▸ TAREA A
Responde a partir del artículo sobre las elecciones estadounidenses:
(i) ¿En qué fecha se celebraron los comicios que dieron la victoria a Biden?
(ii) ¿Cuántos muertos ha dejado la pandemia en el vecino país, según el artículo?
(iii) ¿Qué dos minorías se mencionan como blanco del menosprecio de Trump?
▸ TAREA B
Escribe la continuación del artículo sobre las elecciones estadounidenses a partir de su última oración.

▸ TEXTO DE LA PÁGINA
Parece un hecho que Joe Biden será el presidente número 46 de los Estados Unidos. Así lo indica el testimonio de las autoridades estatales y electorales del vecino país, que han señalado que los comicios y el escrutinio del pasado 3 de noviembre que le dieron la victoria al demócrata no muestran signos de ninguna irregularidad.
Ha sido una elección legal y legítima y, en un país de instituciones y de Estado de derecho como EU, esto debe derivar, inevitablemente, en el ascenso de Biden a la presidencia del vecino país en enero próximo.
Queda claro que Donald Trump está buscando cuestionar los comicios con acusaciones de fraude, simplemente para mantener movilizada a su base social y con fines de control del Partido Republicano, pero sus impugnaciones carecen de todo sustento y posibilidad.
Varias conclusiones se derivan del proceso electoral norteamericano.
Primero, que a pesar de los enormes recursos retóricos y escenográficos del todavía actual presidente, en una sociedad fácilmente cautivable por el espectáculo político, los ciudadanos son capaces de reflexionar, organizarse y salir a votar para sacar del poder a un político racista, autoritario y caprichoso.
Los ciudadanos son el mejor contrapeso contra los malos gobiernos. Y el de Trump lo ha sido, particularmente por la pésima gestión de la pandemia que ha dejado en el vecino país 241 mil muertos y más de 10 millones de personas contagiadas, algo inaceptable para un país con tantos recursos económicos e infraestructura hospitalaria. Una muestra de la irresponsabilidad de Trump, que desdeñó, primero, la gravedad del problema y propició, luego, una reapertura precipitada y desordenada de la economía en aras de mantener sus consensos políticos para ganar las recientes elecciones.
Una prueba fehaciente de que los populismos pueden ser fascinantes en el corto plazo, pero son socialmente muy caros en el mediano y largo plazo. Creo, que más allá de que en un futuro próximo los investigadores desentrañen con mayor precisión las razones del voto de los norteamericanos, pesó el castigo a una mala política pública en términos sanitarios. Pesó, también, sin duda, el menosprecio recurrente de Trump a las minorías, los afroamericanos, acosados por la brutalidad policíaca, y los hispanoparlantes, víctimas del racismo y el supremacismo blanco del actual presidente.

▸ DATOS DE ORIGEN
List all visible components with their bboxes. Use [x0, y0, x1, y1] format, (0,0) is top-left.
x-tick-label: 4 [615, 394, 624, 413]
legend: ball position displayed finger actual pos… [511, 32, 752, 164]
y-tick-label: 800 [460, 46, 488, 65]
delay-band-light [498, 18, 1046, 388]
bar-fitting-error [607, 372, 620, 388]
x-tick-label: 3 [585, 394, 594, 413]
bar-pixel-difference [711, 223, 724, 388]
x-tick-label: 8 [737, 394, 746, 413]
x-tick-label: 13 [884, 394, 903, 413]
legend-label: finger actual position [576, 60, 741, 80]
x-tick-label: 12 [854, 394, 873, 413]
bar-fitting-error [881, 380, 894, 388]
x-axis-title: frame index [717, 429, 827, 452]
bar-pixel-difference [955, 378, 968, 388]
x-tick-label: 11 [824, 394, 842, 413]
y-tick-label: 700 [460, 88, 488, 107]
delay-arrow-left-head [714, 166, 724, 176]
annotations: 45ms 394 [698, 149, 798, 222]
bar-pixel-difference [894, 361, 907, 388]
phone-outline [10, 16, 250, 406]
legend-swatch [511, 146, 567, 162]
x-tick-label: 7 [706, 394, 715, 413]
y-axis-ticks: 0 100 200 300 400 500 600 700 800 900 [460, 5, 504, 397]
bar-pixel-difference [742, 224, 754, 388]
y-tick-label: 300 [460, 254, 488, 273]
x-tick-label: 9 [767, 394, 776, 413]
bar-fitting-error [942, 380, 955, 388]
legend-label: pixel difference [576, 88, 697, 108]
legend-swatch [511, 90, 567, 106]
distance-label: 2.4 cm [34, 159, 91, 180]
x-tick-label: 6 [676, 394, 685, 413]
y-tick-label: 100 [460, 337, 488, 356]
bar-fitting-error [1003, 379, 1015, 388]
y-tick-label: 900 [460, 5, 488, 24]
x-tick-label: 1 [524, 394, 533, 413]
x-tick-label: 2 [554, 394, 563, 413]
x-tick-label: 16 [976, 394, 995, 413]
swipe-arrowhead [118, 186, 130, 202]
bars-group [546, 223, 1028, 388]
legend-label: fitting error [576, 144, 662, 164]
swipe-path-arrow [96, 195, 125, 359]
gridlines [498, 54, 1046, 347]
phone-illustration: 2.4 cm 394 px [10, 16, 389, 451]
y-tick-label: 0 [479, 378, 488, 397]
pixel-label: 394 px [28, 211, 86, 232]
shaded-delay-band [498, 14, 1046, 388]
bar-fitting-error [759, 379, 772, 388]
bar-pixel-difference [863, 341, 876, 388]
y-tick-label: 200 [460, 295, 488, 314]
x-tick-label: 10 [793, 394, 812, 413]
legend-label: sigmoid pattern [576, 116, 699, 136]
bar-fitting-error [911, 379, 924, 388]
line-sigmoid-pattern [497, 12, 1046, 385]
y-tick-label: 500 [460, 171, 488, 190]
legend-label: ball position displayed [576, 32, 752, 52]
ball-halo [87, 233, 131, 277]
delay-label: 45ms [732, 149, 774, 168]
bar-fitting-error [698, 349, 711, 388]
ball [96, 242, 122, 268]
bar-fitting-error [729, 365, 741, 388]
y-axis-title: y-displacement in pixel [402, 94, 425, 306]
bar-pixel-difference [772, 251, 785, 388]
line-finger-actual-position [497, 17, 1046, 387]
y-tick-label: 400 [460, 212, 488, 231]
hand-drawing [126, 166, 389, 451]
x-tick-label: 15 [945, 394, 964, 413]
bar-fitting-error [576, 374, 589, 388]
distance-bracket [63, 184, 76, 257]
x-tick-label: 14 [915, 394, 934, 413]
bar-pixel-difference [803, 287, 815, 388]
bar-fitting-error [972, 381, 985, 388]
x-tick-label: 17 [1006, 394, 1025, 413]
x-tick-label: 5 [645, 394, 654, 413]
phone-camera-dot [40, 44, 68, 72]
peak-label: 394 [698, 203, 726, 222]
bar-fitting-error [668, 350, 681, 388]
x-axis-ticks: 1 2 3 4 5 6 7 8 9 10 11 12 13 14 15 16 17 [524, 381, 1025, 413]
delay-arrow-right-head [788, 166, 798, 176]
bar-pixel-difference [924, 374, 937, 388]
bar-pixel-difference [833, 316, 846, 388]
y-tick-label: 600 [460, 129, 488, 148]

▸ RESULTADO A
(i) El 3 de noviembre.
(ii) 241 mil muertos.
(iii) Los afroamericanos y los hispanoparlantes.

▸ RESULTADO B
El voto de esos colectivos sociales, fue determinante para su derrota. Los primeros discursos de Biden envían un mensaje alentador de que el mandato presidencial puede recuperar su dignidad y liderazgo democrático, y convertirse en factor de unión y no de división de la compleja y plural sociedad norteamericana. Sin embargo, el trumpismo no está completamente derrotado.
El virtual expresidente obtuvo más de 70 millones de votos. Hay muchísimos norteamericanos que siguen compartiendo su proyecto y visión. El reto de Biden es acercarse a ellos y persuadirlos de que puede haber otra forma de pensar y vivir la convivencia social y solucionar los desafíos de EU.
En segundo lugar, el triunfo de Biden plantea dilemas importantes para el gobierno del presidente López Obrador, quien se ha negado, inexplicablemente, a reconocer la victoria del candidato demócrata.
Si bien se descarta la posibilidad de una confrontación en la relación bilateral, porque Biden es un político experimentado y mesurado, tengo la impresión de que a México le aguardan tiempos complicados.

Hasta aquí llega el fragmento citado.